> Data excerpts
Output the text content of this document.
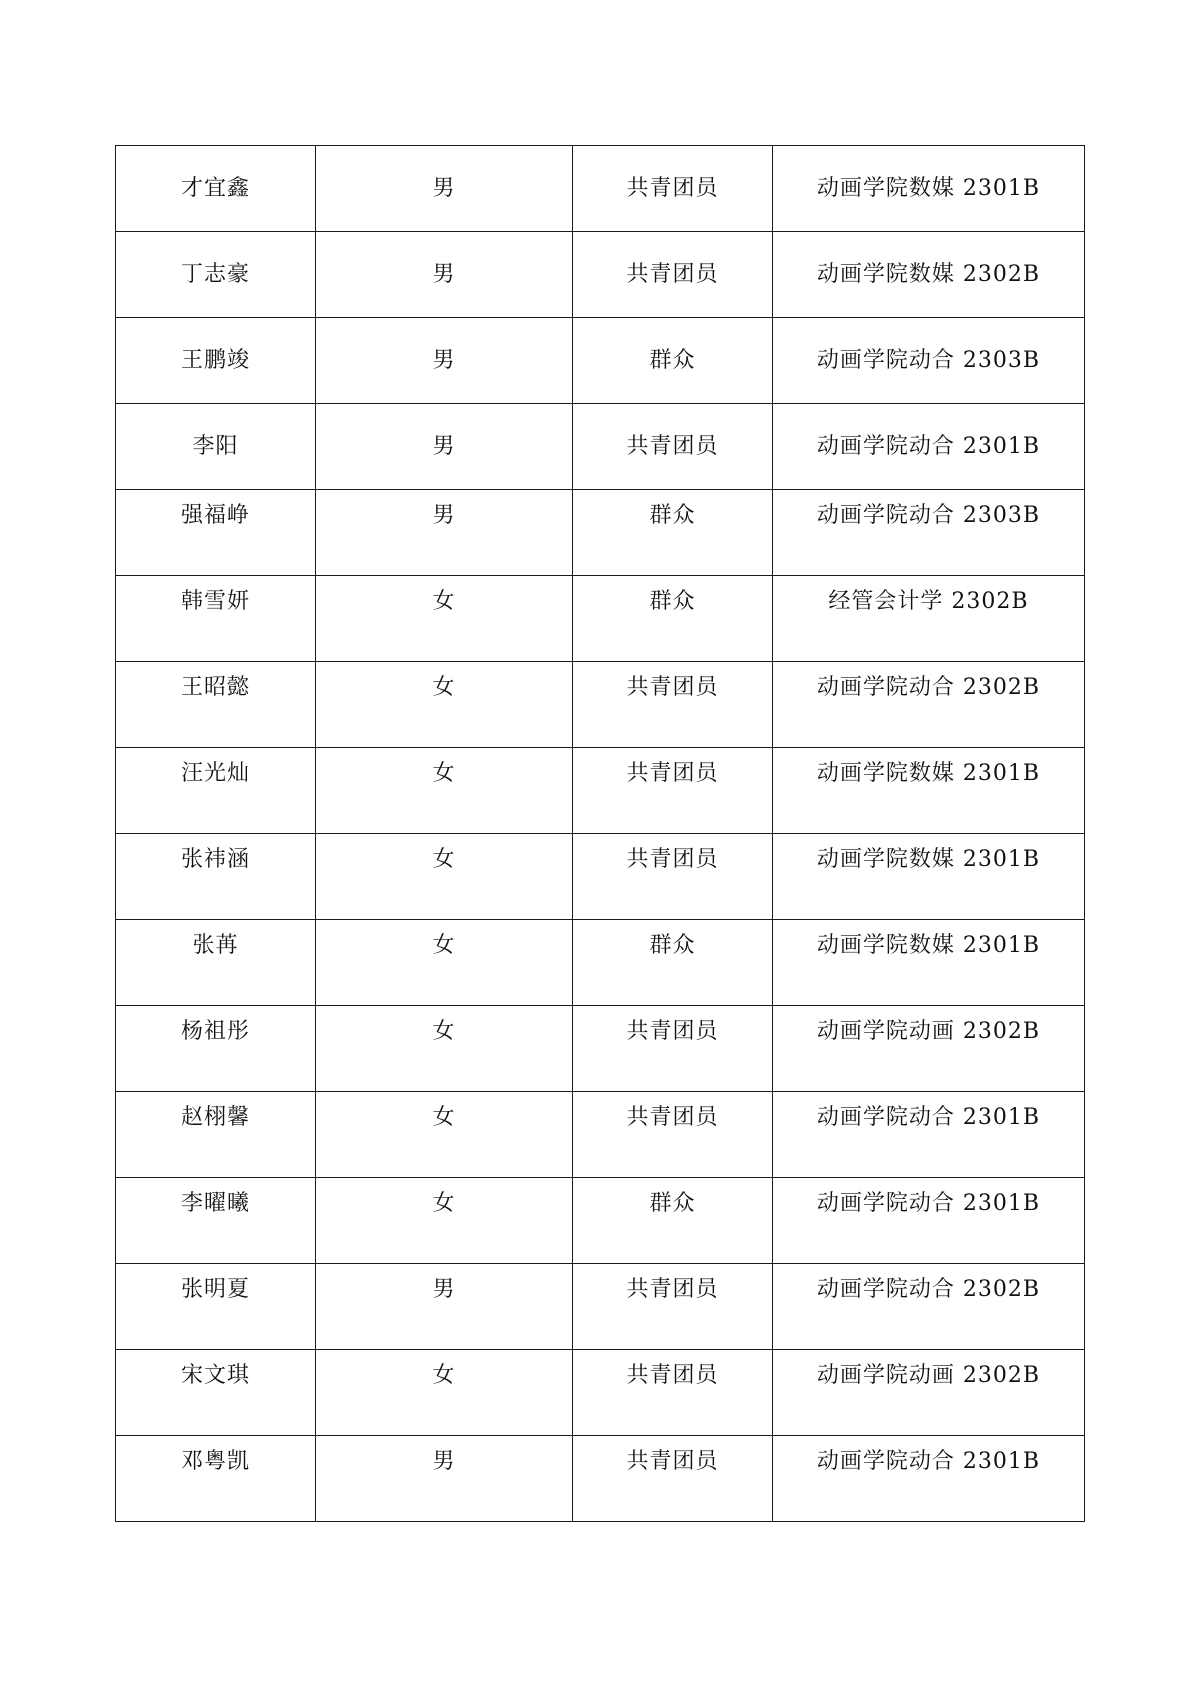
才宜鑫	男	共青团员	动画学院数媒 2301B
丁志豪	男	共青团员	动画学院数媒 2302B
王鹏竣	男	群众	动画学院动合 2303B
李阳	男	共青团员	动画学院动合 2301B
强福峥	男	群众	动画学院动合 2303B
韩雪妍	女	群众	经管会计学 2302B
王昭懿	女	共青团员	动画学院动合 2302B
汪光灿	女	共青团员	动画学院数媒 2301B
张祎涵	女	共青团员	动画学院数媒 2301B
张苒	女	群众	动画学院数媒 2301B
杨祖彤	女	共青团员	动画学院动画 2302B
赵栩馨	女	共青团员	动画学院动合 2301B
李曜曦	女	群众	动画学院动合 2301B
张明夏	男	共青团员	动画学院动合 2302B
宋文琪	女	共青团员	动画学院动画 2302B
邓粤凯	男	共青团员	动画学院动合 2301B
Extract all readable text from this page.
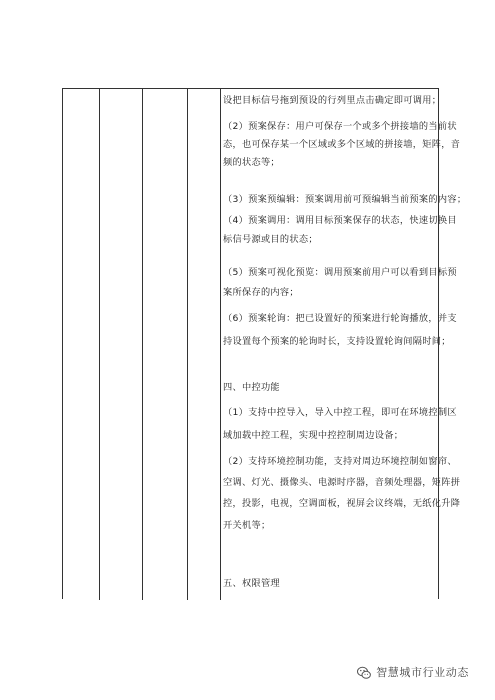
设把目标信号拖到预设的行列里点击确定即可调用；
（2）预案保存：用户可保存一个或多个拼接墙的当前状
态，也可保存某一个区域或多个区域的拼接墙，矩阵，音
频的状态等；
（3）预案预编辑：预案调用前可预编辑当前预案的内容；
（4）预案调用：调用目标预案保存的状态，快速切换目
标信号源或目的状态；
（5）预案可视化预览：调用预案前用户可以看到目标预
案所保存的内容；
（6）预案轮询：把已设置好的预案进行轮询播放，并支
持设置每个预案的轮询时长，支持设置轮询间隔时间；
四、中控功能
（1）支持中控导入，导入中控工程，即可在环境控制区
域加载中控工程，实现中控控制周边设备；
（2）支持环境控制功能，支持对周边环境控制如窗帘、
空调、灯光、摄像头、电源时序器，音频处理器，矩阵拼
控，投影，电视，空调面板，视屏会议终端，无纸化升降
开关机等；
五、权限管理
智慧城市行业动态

> AIM OF THE TASK
Transcribe all of the entries word for word, but skip any pictures they contain.

> COMPLETED TASK
Output the text content of this document.
才宜鑫	男	共青团员	动画学院数媒 2301B
丁志豪	男	共青团员	动画学院数媒 2302B
王鹏竣	男	群众	动画学院动合 2303B
李阳	男	共青团员	动画学院动合 2301B
强福峥	男	群众	动画学院动合 2303B
韩雪妍	女	群众	经管会计学 2302B
王昭懿	女	共青团员	动画学院动合 2302B
汪光灿	女	共青团员	动画学院数媒 2301B
张祎涵	女	共青团员	动画学院数媒 2301B
张苒	女	群众	动画学院数媒 2301B
杨祖彤	女	共青团员	动画学院动画 2302B
赵栩馨	女	共青团员	动画学院动合 2301B
李曜曦	女	群众	动画学院动合 2301B
张明夏	男	共青团员	动画学院动合 2302B
宋文琪	女	共青团员	动画学院动画 2302B
邓粤凯	男	共青团员	动画学院动合 2301B
Extract all readable text from this page.
设把目标信号拖到预设的行列里点击确定即可调用；
（2）预案保存：用户可保存一个或多个拼接墙的当前状
态，也可保存某一个区域或多个区域的拼接墙，矩阵，音
频的状态等；
（3）预案预编辑：预案调用前可预编辑当前预案的内容；
（4）预案调用：调用目标预案保存的状态，快速切换目
标信号源或目的状态；
（5）预案可视化预览：调用预案前用户可以看到目标预
案所保存的内容；
（6）预案轮询：把已设置好的预案进行轮询播放，并支
持设置每个预案的轮询时长，支持设置轮询间隔时间；
四、中控功能
（1）支持中控导入，导入中控工程，即可在环境控制区
域加载中控工程，实现中控控制周边设备；
（2）支持环境控制功能，支持对周边环境控制如窗帘、
空调、灯光、摄像头、电源时序器，音频处理器，矩阵拼
控，投影，电视，空调面板，视屏会议终端，无纸化升降
开关机等；
五、权限管理
智慧城市行业动态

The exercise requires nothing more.